Entries follow. Set all of them down as they stand.

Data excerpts
START

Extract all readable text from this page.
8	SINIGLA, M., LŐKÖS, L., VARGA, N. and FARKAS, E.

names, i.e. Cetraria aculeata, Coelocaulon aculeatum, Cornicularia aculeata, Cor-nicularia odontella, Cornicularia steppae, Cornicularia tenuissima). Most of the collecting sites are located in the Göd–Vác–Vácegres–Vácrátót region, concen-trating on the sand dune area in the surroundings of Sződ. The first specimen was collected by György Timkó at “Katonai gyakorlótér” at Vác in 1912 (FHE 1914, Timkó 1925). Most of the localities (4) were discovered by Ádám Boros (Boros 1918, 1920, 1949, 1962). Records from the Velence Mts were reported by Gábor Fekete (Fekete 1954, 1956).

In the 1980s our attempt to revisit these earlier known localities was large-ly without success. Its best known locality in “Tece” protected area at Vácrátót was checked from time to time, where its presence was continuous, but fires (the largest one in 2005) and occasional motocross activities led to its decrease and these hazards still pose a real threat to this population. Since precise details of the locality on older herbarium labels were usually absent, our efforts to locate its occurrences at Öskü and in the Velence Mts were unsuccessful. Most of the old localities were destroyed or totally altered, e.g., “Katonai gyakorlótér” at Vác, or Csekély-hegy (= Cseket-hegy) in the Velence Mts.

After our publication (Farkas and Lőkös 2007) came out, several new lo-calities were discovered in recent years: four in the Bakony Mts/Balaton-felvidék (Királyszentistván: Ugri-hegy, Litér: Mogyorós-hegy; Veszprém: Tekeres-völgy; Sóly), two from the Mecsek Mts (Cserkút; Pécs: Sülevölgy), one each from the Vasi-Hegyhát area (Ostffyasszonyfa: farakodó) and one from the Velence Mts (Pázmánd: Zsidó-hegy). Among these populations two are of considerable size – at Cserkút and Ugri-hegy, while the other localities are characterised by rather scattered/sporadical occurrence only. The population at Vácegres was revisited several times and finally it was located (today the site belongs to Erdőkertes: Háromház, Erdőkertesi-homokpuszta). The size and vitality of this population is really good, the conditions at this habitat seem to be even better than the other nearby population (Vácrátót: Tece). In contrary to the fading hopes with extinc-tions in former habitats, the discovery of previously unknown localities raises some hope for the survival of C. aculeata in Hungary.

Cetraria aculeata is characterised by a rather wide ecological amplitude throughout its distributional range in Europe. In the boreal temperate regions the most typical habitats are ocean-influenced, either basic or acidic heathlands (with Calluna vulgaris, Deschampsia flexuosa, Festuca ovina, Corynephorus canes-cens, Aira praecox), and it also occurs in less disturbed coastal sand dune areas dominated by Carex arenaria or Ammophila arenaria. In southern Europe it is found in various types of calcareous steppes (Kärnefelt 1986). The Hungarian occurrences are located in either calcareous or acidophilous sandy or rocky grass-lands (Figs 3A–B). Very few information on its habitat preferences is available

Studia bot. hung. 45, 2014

END

> _Task output_
Extract all readable text from this page.
8	SINIGLA, M., LŐKÖS, L., VARGA, N. and FARKAS, E.

names, i.e. Cetraria aculeata, Coelocaulon aculeatum, Cornicularia aculeata, Cor-nicularia odontella, Cornicularia steppae, Cornicularia tenuissima). Most of the collecting sites are located in the Göd–Vác–Vácegres–Vácrátót region, concen-trating on the sand dune area in the surroundings of Sződ. The first specimen was collected by György Timkó at “Katonai gyakorlótér” at Vác in 1912 (FHE 1914, Timkó 1925). Most of the localities (4) were discovered by Ádám Boros (Boros 1918, 1920, 1949, 1962). Records from the Velence Mts were reported by Gábor Fekete (Fekete 1954, 1956).

In the 1980s our attempt to revisit these earlier known localities was large-ly without success. Its best known locality in “Tece” protected area at Vácrátót was checked from time to time, where its presence was continuous, but fires (the largest one in 2005) and occasional motocross activities led to its decrease and these hazards still pose a real threat to this population. Since precise details of the locality on older herbarium labels were usually absent, our efforts to locate its occurrences at Öskü and in the Velence Mts were unsuccessful. Most of the old localities were destroyed or totally altered, e.g., “Katonai gyakorlótér” at Vác, or Csekély-hegy (= Cseket-hegy) in the Velence Mts.

After our publication (Farkas and Lőkös 2007) came out, several new lo-calities were discovered in recent years: four in the Bakony Mts/Balaton-felvidék (Királyszentistván: Ugri-hegy, Litér: Mogyorós-hegy; Veszprém: Tekeres-völgy; Sóly), two from the Mecsek Mts (Cserkút; Pécs: Sülevölgy), one each from the Vasi-Hegyhát area (Ostffyasszonyfa: farakodó) and one from the Velence Mts (Pázmánd: Zsidó-hegy). Among these populations two are of considerable size – at Cserkút and Ugri-hegy, while the other localities are characterised by rather scattered/sporadical occurrence only. The population at Vácegres was revisited several times and finally it was located (today the site belongs to Erdőkertes: Háromház, Erdőkertesi-homokpuszta). The size and vitality of this population is really good, the conditions at this habitat seem to be even better than the other nearby population (Vácrátót: Tece). In contrary to the fading hopes with extinc-tions in former habitats, the discovery of previously unknown localities raises some hope for the survival of C. aculeata in Hungary.

Cetraria aculeata is characterised by a rather wide ecological amplitude throughout its distributional range in Europe. In the boreal temperate regions the most typical habitats are ocean-influenced, either basic or acidic heathlands (with Calluna vulgaris, Deschampsia flexuosa, Festuca ovina, Corynephorus canes-cens, Aira praecox), and it also occurs in less disturbed coastal sand dune areas dominated by Carex arenaria or Ammophila arenaria. In southern Europe it is found in various types of calcareous steppes (Kärnefelt 1986). The Hungarian occurrences are located in either calcareous or acidophilous sandy or rocky grass-lands (Figs 3A–B). Very few information on its habitat preferences is available

Studia bot. hung. 45, 2014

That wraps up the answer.